** PROBLEM DETAILS **
In the following material, identify every line holding the string "name" and return it.
__________
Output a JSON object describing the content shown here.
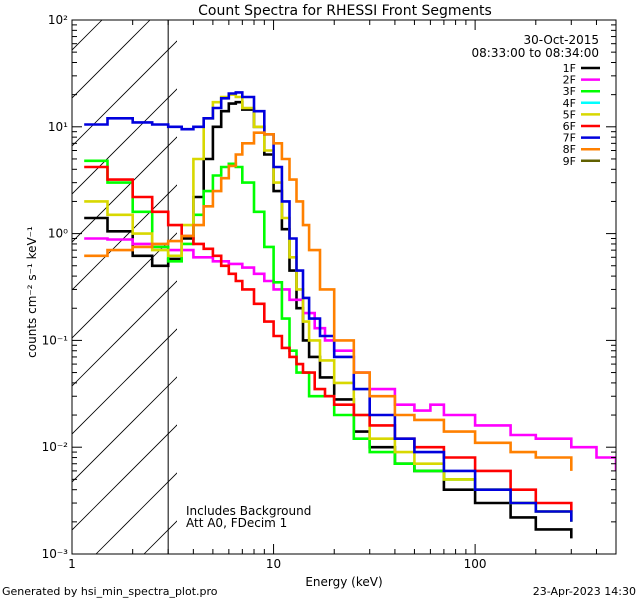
{
  "chart_data": {
    "type": "line",
    "title": "Count Spectra for RHESSI Front Segments",
    "xlabel": "Energy (keV)",
    "ylabel": "counts cm⁻² s⁻¹ keV⁻¹",
    "xscale": "log",
    "yscale": "log",
    "xlim": [
      1,
      500
    ],
    "ylim": [
      0.001,
      100
    ],
    "x_tick_labels": [
      "1",
      "10",
      "100"
    ],
    "y_tick_labels": [
      "10⁻³",
      "10⁻²",
      "10⁻¹",
      "10⁰",
      "10¹",
      "10²"
    ],
    "date": "30-Oct-2015",
    "time_range": "08:33:00 to 08:34:00",
    "hatched_region_kev": [
      1,
      3
    ],
    "annotations": [
      "Includes Background",
      "Att A0, FDecim 1"
    ],
    "footer_left": "Generated by hsi_min_spectra_plot.pro",
    "footer_right": "23-Apr-2023 14:30",
    "series": [
      {
        "name": "1F",
        "color": "#000000",
        "points": [
          [
            1.15,
            1.4
          ],
          [
            1.5,
            1.05
          ],
          [
            2.0,
            0.62
          ],
          [
            2.5,
            0.5
          ],
          [
            3.0,
            0.58
          ],
          [
            3.5,
            0.9
          ],
          [
            4.0,
            2.2
          ],
          [
            4.5,
            5.0
          ],
          [
            5.0,
            10.0
          ],
          [
            5.5,
            14.0
          ],
          [
            6.0,
            16.5
          ],
          [
            6.5,
            17.0
          ],
          [
            7.0,
            14.5
          ],
          [
            8.0,
            10.0
          ],
          [
            9.0,
            5.5
          ],
          [
            10.0,
            2.5
          ],
          [
            11.0,
            1.1
          ],
          [
            12.0,
            0.45
          ],
          [
            13.0,
            0.2
          ],
          [
            14.0,
            0.1
          ],
          [
            15.0,
            0.07
          ],
          [
            17.0,
            0.045
          ],
          [
            20.0,
            0.028
          ],
          [
            25.0,
            0.014
          ],
          [
            30.0,
            0.01
          ],
          [
            40.0,
            0.007
          ],
          [
            50.0,
            0.006
          ],
          [
            70.0,
            0.004
          ],
          [
            100.0,
            0.003
          ],
          [
            150.0,
            0.0022
          ],
          [
            200.0,
            0.0017
          ],
          [
            300.0,
            0.0014
          ]
        ]
      },
      {
        "name": "2F",
        "color": "#ff00ff",
        "points": [
          [
            1.15,
            0.9
          ],
          [
            1.5,
            0.88
          ],
          [
            2.0,
            0.8
          ],
          [
            2.5,
            0.75
          ],
          [
            3.0,
            0.7
          ],
          [
            4.0,
            0.6
          ],
          [
            5.0,
            0.55
          ],
          [
            6.0,
            0.52
          ],
          [
            7.0,
            0.48
          ],
          [
            8.0,
            0.42
          ],
          [
            9.0,
            0.36
          ],
          [
            10.0,
            0.3
          ],
          [
            12.0,
            0.24
          ],
          [
            14.0,
            0.18
          ],
          [
            16.0,
            0.13
          ],
          [
            18.0,
            0.1
          ],
          [
            20.0,
            0.08
          ],
          [
            25.0,
            0.05
          ],
          [
            30.0,
            0.035
          ],
          [
            40.0,
            0.025
          ],
          [
            50.0,
            0.022
          ],
          [
            60.0,
            0.025
          ],
          [
            70.0,
            0.02
          ],
          [
            100.0,
            0.016
          ],
          [
            150.0,
            0.013
          ],
          [
            200.0,
            0.012
          ],
          [
            300.0,
            0.01
          ],
          [
            400.0,
            0.008
          ],
          [
            500.0,
            0.006
          ]
        ]
      },
      {
        "name": "3F",
        "color": "#00ff00",
        "points": [
          [
            1.15,
            4.8
          ],
          [
            1.5,
            3.0
          ],
          [
            2.0,
            1.6
          ],
          [
            2.5,
            0.75
          ],
          [
            3.0,
            0.55
          ],
          [
            3.5,
            0.8
          ],
          [
            4.0,
            1.5
          ],
          [
            4.5,
            2.5
          ],
          [
            5.0,
            3.5
          ],
          [
            5.5,
            4.2
          ],
          [
            6.0,
            4.5
          ],
          [
            6.5,
            4.2
          ],
          [
            7.0,
            3.0
          ],
          [
            8.0,
            1.6
          ],
          [
            9.0,
            0.75
          ],
          [
            10.0,
            0.35
          ],
          [
            11.0,
            0.16
          ],
          [
            12.0,
            0.08
          ],
          [
            13.0,
            0.05
          ],
          [
            15.0,
            0.03
          ],
          [
            20.0,
            0.02
          ],
          [
            25.0,
            0.012
          ],
          [
            30.0,
            0.009
          ],
          [
            40.0,
            0.007
          ],
          [
            50.0,
            0.006
          ],
          [
            70.0,
            0.005
          ],
          [
            100.0,
            0.004
          ],
          [
            150.0,
            0.003
          ],
          [
            200.0,
            0.0025
          ],
          [
            300.0,
            0.002
          ]
        ]
      },
      {
        "name": "4F",
        "color": "#00ffff",
        "points": []
      },
      {
        "name": "5F",
        "color": "#d8d800",
        "points": [
          [
            1.15,
            2.0
          ],
          [
            1.5,
            1.5
          ],
          [
            2.0,
            1.0
          ],
          [
            2.5,
            0.7
          ],
          [
            3.0,
            0.62
          ],
          [
            3.5,
            1.2
          ],
          [
            4.0,
            5.0
          ],
          [
            4.5,
            12.0
          ],
          [
            5.0,
            17.0
          ],
          [
            5.5,
            19.0
          ],
          [
            6.0,
            20.0
          ],
          [
            6.5,
            19.0
          ],
          [
            7.0,
            15.0
          ],
          [
            8.0,
            10.0
          ],
          [
            9.0,
            6.0
          ],
          [
            10.0,
            3.0
          ],
          [
            11.0,
            1.4
          ],
          [
            12.0,
            0.6
          ],
          [
            13.0,
            0.3
          ],
          [
            14.0,
            0.15
          ],
          [
            15.0,
            0.1
          ],
          [
            17.0,
            0.065
          ],
          [
            20.0,
            0.04
          ],
          [
            25.0,
            0.02
          ],
          [
            30.0,
            0.012
          ],
          [
            40.0,
            0.009
          ],
          [
            50.0,
            0.007
          ],
          [
            70.0,
            0.005
          ],
          [
            100.0,
            0.004
          ],
          [
            150.0,
            0.003
          ],
          [
            200.0,
            0.0025
          ],
          [
            300.0,
            0.002
          ]
        ]
      },
      {
        "name": "6F",
        "color": "#ff0000",
        "points": [
          [
            1.15,
            4.2
          ],
          [
            1.5,
            3.2
          ],
          [
            2.0,
            2.2
          ],
          [
            2.5,
            1.6
          ],
          [
            3.0,
            1.2
          ],
          [
            3.5,
            0.95
          ],
          [
            4.0,
            0.8
          ],
          [
            4.5,
            0.72
          ],
          [
            5.0,
            0.62
          ],
          [
            5.5,
            0.5
          ],
          [
            6.0,
            0.42
          ],
          [
            6.5,
            0.36
          ],
          [
            7.0,
            0.3
          ],
          [
            8.0,
            0.22
          ],
          [
            9.0,
            0.15
          ],
          [
            10.0,
            0.11
          ],
          [
            11.0,
            0.085
          ],
          [
            12.0,
            0.07
          ],
          [
            13.0,
            0.06
          ],
          [
            14.0,
            0.05
          ],
          [
            16.0,
            0.035
          ],
          [
            18.0,
            0.03
          ],
          [
            20.0,
            0.025
          ],
          [
            25.0,
            0.02
          ],
          [
            30.0,
            0.016
          ],
          [
            40.0,
            0.012
          ],
          [
            50.0,
            0.01
          ],
          [
            70.0,
            0.008
          ],
          [
            100.0,
            0.006
          ],
          [
            150.0,
            0.004
          ],
          [
            200.0,
            0.003
          ],
          [
            300.0,
            0.0025
          ]
        ]
      },
      {
        "name": "7F",
        "color": "#0000dd",
        "points": [
          [
            1.15,
            10.5
          ],
          [
            1.5,
            12.0
          ],
          [
            2.0,
            11.0
          ],
          [
            2.5,
            10.5
          ],
          [
            3.0,
            10.0
          ],
          [
            3.5,
            9.5
          ],
          [
            4.0,
            10.0
          ],
          [
            4.5,
            12.0
          ],
          [
            5.0,
            15.0
          ],
          [
            5.5,
            18.5
          ],
          [
            6.0,
            20.5
          ],
          [
            6.5,
            21.0
          ],
          [
            7.0,
            19.0
          ],
          [
            8.0,
            14.0
          ],
          [
            9.0,
            8.5
          ],
          [
            10.0,
            4.2
          ],
          [
            11.0,
            2.0
          ],
          [
            12.0,
            0.9
          ],
          [
            13.0,
            0.45
          ],
          [
            14.0,
            0.25
          ],
          [
            15.0,
            0.16
          ],
          [
            17.0,
            0.11
          ],
          [
            20.0,
            0.07
          ],
          [
            25.0,
            0.035
          ],
          [
            30.0,
            0.02
          ],
          [
            40.0,
            0.012
          ],
          [
            50.0,
            0.009
          ],
          [
            70.0,
            0.006
          ],
          [
            100.0,
            0.004
          ],
          [
            150.0,
            0.003
          ],
          [
            200.0,
            0.0025
          ],
          [
            300.0,
            0.002
          ]
        ]
      },
      {
        "name": "8F",
        "color": "#ff8000",
        "points": [
          [
            1.15,
            0.62
          ],
          [
            1.5,
            0.7
          ],
          [
            2.0,
            0.75
          ],
          [
            2.5,
            0.8
          ],
          [
            3.0,
            0.85
          ],
          [
            3.5,
            0.95
          ],
          [
            4.0,
            1.2
          ],
          [
            4.5,
            1.8
          ],
          [
            5.0,
            2.5
          ],
          [
            5.5,
            3.3
          ],
          [
            6.0,
            4.3
          ],
          [
            6.5,
            5.5
          ],
          [
            7.0,
            7.0
          ],
          [
            8.0,
            8.8
          ],
          [
            9.0,
            8.5
          ],
          [
            10.0,
            7.0
          ],
          [
            11.0,
            5.0
          ],
          [
            12.0,
            3.2
          ],
          [
            13.0,
            2.0
          ],
          [
            14.0,
            1.2
          ],
          [
            15.0,
            0.7
          ],
          [
            17.0,
            0.3
          ],
          [
            20.0,
            0.1
          ],
          [
            25.0,
            0.05
          ],
          [
            30.0,
            0.03
          ],
          [
            40.0,
            0.02
          ],
          [
            50.0,
            0.018
          ],
          [
            70.0,
            0.014
          ],
          [
            100.0,
            0.011
          ],
          [
            150.0,
            0.009
          ],
          [
            200.0,
            0.008
          ],
          [
            300.0,
            0.006
          ]
        ]
      },
      {
        "name": "9F",
        "color": "#606000",
        "points": []
      }
    ]
  }
}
__________
** WRITTEN ANSWER **
        "name": "1F",
        "name": "2F",
        "name": "3F",
        "name": "4F",
        "name": "5F",
        "name": "6F",
        "name": "7F",
        "name": "8F",
        "name": "9F",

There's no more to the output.